• **Objective**: Which lines below hold the word "System"? Copy all of them.

Source data

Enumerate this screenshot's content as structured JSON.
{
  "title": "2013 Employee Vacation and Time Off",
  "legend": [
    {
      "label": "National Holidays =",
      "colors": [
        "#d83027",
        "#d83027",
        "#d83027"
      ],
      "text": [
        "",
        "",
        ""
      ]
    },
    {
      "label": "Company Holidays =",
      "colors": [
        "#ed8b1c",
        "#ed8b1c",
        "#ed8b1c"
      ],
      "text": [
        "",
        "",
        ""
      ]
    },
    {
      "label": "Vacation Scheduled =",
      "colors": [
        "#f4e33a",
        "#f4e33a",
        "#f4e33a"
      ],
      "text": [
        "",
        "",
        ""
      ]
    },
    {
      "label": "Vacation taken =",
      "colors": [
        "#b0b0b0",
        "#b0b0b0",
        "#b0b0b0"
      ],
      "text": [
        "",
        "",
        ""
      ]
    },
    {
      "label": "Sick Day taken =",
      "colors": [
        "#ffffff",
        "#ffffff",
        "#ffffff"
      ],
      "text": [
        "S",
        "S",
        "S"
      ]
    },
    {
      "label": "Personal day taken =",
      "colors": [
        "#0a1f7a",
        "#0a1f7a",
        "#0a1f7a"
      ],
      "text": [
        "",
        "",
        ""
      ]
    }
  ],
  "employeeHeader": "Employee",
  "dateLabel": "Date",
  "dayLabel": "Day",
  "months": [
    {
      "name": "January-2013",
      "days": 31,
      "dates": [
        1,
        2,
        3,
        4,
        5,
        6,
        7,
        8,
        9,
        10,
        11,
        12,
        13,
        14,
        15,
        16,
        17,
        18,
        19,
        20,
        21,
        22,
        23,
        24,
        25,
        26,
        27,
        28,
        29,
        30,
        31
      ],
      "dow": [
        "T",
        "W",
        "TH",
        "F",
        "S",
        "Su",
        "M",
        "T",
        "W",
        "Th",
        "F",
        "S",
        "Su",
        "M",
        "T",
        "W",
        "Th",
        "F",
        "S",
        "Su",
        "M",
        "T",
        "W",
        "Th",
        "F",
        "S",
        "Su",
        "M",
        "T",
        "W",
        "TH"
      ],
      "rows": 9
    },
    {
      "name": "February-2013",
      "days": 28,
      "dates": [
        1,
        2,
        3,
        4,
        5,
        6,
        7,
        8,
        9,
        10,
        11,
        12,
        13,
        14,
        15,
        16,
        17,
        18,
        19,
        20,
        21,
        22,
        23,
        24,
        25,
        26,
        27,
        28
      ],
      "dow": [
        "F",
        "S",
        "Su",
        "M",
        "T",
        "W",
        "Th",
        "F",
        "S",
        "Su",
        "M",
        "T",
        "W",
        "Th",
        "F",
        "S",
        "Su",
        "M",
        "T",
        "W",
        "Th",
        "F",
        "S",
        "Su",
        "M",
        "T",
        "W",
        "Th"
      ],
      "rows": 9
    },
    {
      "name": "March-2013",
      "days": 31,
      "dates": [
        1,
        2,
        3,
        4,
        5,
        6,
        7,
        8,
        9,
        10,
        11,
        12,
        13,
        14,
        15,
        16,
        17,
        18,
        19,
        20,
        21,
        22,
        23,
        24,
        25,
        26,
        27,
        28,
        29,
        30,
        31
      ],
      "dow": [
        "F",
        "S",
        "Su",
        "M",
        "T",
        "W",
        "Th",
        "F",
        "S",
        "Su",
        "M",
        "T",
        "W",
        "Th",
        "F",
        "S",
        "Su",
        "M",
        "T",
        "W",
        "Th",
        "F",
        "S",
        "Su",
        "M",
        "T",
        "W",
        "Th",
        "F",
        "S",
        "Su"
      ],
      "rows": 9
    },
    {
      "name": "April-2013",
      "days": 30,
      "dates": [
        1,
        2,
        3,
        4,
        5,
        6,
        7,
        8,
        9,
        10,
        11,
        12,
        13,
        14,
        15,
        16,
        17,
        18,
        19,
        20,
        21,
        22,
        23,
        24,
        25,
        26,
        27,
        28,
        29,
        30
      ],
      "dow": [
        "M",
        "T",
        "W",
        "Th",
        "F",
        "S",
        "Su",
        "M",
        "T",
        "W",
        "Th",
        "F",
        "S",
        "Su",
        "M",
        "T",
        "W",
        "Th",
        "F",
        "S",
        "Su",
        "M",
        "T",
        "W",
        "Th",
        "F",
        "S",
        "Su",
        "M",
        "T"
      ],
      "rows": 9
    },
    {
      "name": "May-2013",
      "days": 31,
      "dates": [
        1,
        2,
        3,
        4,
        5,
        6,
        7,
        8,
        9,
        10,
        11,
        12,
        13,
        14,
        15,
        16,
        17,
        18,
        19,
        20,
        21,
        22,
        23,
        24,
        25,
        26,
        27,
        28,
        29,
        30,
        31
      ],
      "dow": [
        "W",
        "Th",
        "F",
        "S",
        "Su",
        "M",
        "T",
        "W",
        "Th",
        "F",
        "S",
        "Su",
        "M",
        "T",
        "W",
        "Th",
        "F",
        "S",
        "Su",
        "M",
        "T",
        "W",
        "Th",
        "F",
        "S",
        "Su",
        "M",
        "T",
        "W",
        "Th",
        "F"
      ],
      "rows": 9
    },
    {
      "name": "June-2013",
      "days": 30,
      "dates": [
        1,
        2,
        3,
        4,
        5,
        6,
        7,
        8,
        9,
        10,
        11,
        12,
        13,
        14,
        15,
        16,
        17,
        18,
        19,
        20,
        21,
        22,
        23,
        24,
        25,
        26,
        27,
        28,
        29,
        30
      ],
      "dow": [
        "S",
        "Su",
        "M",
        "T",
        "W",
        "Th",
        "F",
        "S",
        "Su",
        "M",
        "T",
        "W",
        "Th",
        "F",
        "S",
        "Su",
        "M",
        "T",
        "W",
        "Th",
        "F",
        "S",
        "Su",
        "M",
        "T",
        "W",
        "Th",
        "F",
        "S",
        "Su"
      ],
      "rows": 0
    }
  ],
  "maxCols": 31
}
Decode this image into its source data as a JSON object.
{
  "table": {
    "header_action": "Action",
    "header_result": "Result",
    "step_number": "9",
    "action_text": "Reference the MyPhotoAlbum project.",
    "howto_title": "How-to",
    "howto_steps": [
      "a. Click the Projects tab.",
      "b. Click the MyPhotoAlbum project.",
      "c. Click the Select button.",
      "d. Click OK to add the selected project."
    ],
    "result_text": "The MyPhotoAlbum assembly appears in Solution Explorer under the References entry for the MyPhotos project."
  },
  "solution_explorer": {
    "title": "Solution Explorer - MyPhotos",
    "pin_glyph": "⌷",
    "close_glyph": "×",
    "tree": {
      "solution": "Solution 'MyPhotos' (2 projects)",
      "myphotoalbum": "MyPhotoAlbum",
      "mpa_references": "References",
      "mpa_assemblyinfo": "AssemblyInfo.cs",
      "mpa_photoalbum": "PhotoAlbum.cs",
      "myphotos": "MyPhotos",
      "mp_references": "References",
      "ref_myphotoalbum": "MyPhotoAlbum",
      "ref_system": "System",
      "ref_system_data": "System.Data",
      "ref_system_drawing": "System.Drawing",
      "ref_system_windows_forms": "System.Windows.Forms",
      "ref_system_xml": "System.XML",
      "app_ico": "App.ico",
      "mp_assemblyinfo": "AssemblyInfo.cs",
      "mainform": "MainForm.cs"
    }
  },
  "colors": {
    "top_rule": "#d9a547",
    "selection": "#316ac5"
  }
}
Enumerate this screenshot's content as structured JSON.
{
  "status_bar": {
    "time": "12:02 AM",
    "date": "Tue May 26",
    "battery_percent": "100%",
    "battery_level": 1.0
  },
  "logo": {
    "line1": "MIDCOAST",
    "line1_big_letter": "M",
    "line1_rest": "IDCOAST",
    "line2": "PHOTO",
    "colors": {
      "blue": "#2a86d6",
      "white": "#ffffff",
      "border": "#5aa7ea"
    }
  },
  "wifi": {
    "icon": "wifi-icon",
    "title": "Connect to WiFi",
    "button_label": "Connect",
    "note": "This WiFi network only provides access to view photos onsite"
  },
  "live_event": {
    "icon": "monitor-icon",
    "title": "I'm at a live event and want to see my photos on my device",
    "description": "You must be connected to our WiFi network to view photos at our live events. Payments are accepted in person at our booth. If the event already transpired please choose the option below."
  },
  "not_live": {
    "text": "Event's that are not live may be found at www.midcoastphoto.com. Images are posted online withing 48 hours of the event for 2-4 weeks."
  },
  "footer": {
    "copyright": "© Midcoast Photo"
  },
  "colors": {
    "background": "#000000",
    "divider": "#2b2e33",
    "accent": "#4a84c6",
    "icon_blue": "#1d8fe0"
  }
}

• **Output of the task**:
      "ref_system": "System",
      "ref_system_data": "System.Data",
      "ref_system_drawing": "System.Drawing",
      "ref_system_windows_forms": "System.Windows.Forms",
      "ref_system_xml": "System.XML",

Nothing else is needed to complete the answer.